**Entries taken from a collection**
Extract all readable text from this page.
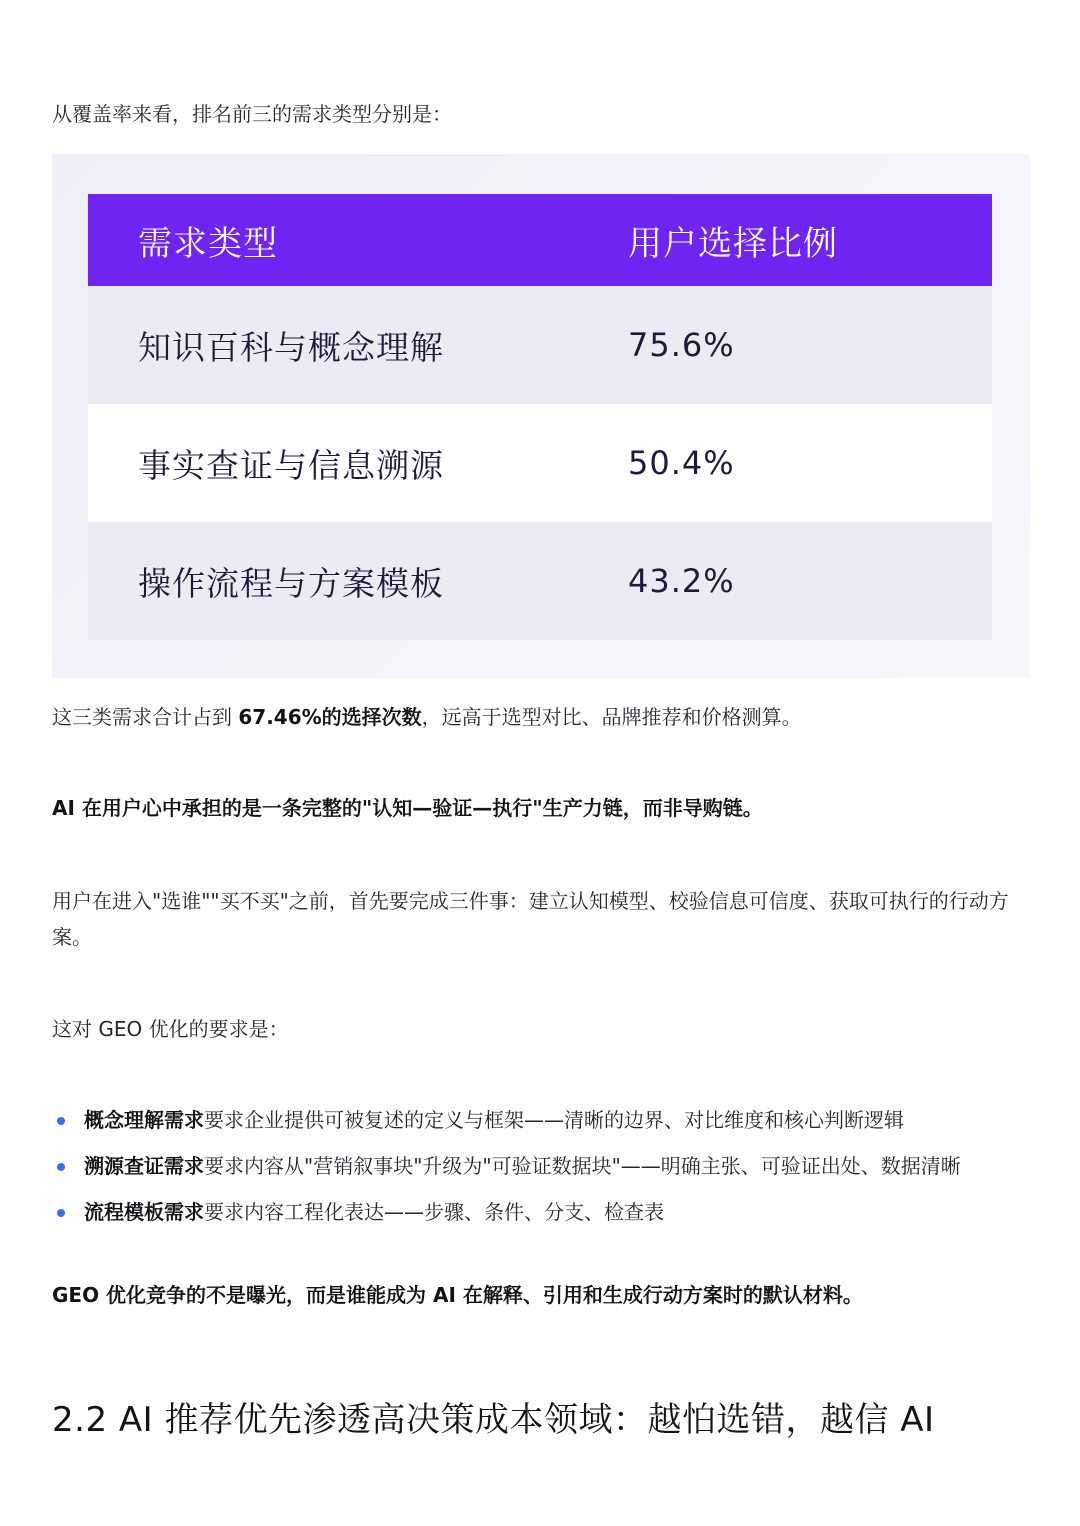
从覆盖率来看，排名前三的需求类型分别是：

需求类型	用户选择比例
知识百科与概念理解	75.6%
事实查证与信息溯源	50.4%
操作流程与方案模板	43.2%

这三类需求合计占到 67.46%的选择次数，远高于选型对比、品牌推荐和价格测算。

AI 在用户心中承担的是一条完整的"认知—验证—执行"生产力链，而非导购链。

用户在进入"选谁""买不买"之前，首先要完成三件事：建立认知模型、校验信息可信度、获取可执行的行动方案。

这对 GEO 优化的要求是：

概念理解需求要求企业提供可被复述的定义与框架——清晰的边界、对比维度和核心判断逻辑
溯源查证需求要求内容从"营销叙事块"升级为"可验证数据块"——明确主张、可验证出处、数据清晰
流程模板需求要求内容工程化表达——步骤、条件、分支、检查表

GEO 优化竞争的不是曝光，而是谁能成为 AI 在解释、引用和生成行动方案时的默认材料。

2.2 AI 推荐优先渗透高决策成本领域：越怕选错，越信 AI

**WHAT YOU SHOULD DO**
Would you mind returning each entry above word for word, skipping the images?

**FULL SOLUTION**
Extract all readable text from this page.
从覆盖率来看，排名前三的需求类型分别是：

需求类型	用户选择比例
知识百科与概念理解	75.6%
事实查证与信息溯源	50.4%
操作流程与方案模板	43.2%

这三类需求合计占到 67.46%的选择次数，远高于选型对比、品牌推荐和价格测算。

AI 在用户心中承担的是一条完整的"认知—验证—执行"生产力链，而非导购链。

用户在进入"选谁""买不买"之前，首先要完成三件事：建立认知模型、校验信息可信度、获取可执行的行动方案。

这对 GEO 优化的要求是：

概念理解需求要求企业提供可被复述的定义与框架——清晰的边界、对比维度和核心判断逻辑
溯源查证需求要求内容从"营销叙事块"升级为"可验证数据块"——明确主张、可验证出处、数据清晰
流程模板需求要求内容工程化表达——步骤、条件、分支、检查表

GEO 优化竞争的不是曝光，而是谁能成为 AI 在解释、引用和生成行动方案时的默认材料。

2.2 AI 推荐优先渗透高决策成本领域：越怕选错，越信 AI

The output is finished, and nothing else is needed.